### Instructions to follow
Set down each entry exactly as given; pictures should not appear in the copy.

----- Information provided -----

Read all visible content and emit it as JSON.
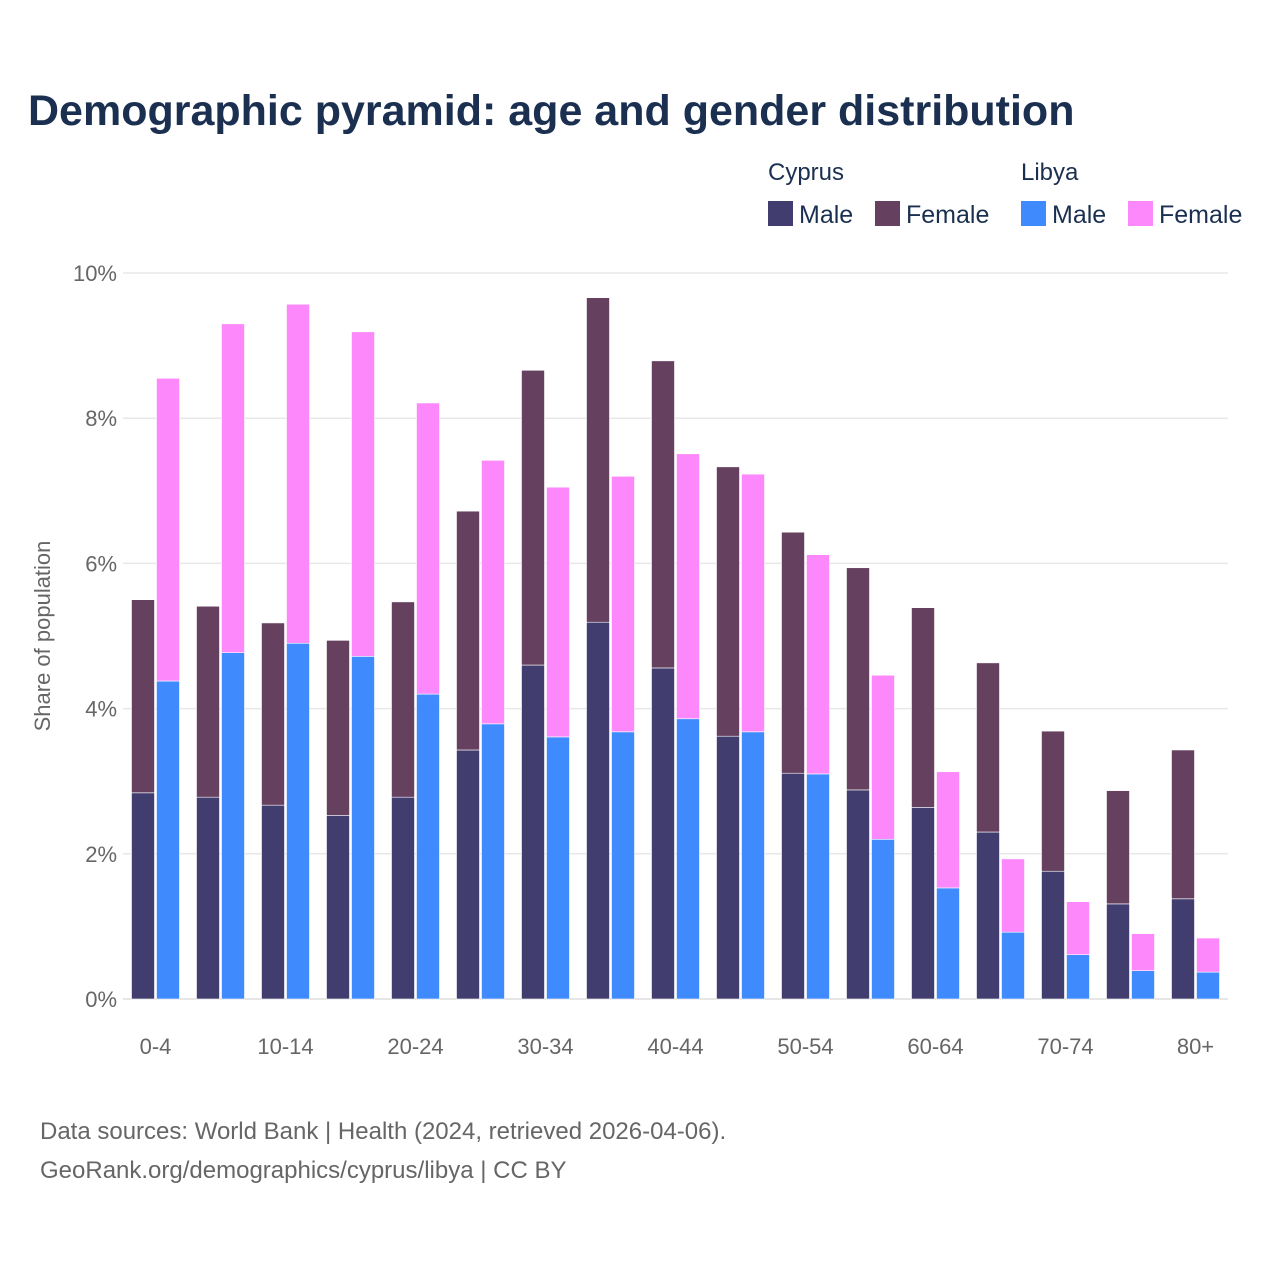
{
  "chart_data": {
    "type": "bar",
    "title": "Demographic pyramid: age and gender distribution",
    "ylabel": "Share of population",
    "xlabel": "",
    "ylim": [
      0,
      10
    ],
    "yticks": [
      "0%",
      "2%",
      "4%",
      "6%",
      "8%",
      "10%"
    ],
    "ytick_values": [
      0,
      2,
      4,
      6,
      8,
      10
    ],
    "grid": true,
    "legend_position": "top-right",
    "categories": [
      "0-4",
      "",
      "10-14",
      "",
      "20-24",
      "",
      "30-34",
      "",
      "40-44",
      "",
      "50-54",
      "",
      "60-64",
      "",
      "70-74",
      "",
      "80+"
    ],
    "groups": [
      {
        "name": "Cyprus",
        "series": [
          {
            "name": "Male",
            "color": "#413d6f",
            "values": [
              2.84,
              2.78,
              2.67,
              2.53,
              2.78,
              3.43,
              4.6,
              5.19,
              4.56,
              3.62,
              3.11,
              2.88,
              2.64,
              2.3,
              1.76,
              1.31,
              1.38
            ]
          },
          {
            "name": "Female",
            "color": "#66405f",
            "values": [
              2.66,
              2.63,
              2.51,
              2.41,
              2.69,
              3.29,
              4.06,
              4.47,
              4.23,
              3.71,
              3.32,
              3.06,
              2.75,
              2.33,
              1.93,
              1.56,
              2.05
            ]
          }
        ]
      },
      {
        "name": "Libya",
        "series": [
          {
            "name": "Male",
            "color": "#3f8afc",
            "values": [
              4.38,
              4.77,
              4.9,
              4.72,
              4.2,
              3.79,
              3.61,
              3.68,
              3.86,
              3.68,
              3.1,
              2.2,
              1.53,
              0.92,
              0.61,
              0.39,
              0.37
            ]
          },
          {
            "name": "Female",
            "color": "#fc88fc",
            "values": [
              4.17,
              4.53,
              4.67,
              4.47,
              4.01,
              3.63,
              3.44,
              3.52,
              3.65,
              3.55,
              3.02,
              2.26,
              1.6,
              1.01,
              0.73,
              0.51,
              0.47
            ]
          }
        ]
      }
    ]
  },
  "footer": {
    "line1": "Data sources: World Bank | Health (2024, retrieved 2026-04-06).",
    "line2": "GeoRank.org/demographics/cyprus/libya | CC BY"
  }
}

-----

### Solution to this task
Read all visible content and emit it as JSON.
{
  "chart_data": {
    "type": "bar",
    "title": "Demographic pyramid: age and gender distribution",
    "ylabel": "Share of population",
    "xlabel": "",
    "ylim": [
      0,
      10
    ],
    "yticks": [
      "0%",
      "2%",
      "4%",
      "6%",
      "8%",
      "10%"
    ],
    "ytick_values": [
      0,
      2,
      4,
      6,
      8,
      10
    ],
    "grid": true,
    "legend_position": "top-right",
    "categories": [
      "0-4",
      "",
      "10-14",
      "",
      "20-24",
      "",
      "30-34",
      "",
      "40-44",
      "",
      "50-54",
      "",
      "60-64",
      "",
      "70-74",
      "",
      "80+"
    ],
    "groups": [
      {
        "name": "Cyprus",
        "series": [
          {
            "name": "Male",
            "color": "#413d6f",
            "values": [
              2.84,
              2.78,
              2.67,
              2.53,
              2.78,
              3.43,
              4.6,
              5.19,
              4.56,
              3.62,
              3.11,
              2.88,
              2.64,
              2.3,
              1.76,
              1.31,
              1.38
            ]
          },
          {
            "name": "Female",
            "color": "#66405f",
            "values": [
              2.66,
              2.63,
              2.51,
              2.41,
              2.69,
              3.29,
              4.06,
              4.47,
              4.23,
              3.71,
              3.32,
              3.06,
              2.75,
              2.33,
              1.93,
              1.56,
              2.05
            ]
          }
        ]
      },
      {
        "name": "Libya",
        "series": [
          {
            "name": "Male",
            "color": "#3f8afc",
            "values": [
              4.38,
              4.77,
              4.9,
              4.72,
              4.2,
              3.79,
              3.61,
              3.68,
              3.86,
              3.68,
              3.1,
              2.2,
              1.53,
              0.92,
              0.61,
              0.39,
              0.37
            ]
          },
          {
            "name": "Female",
            "color": "#fc88fc",
            "values": [
              4.17,
              4.53,
              4.67,
              4.47,
              4.01,
              3.63,
              3.44,
              3.52,
              3.65,
              3.55,
              3.02,
              2.26,
              1.6,
              1.01,
              0.73,
              0.51,
              0.47
            ]
          }
        ]
      }
    ]
  },
  "footer": {
    "line1": "Data sources: World Bank | Health (2024, retrieved 2026-04-06).",
    "line2": "GeoRank.org/demographics/cyprus/libya | CC BY"
  }
}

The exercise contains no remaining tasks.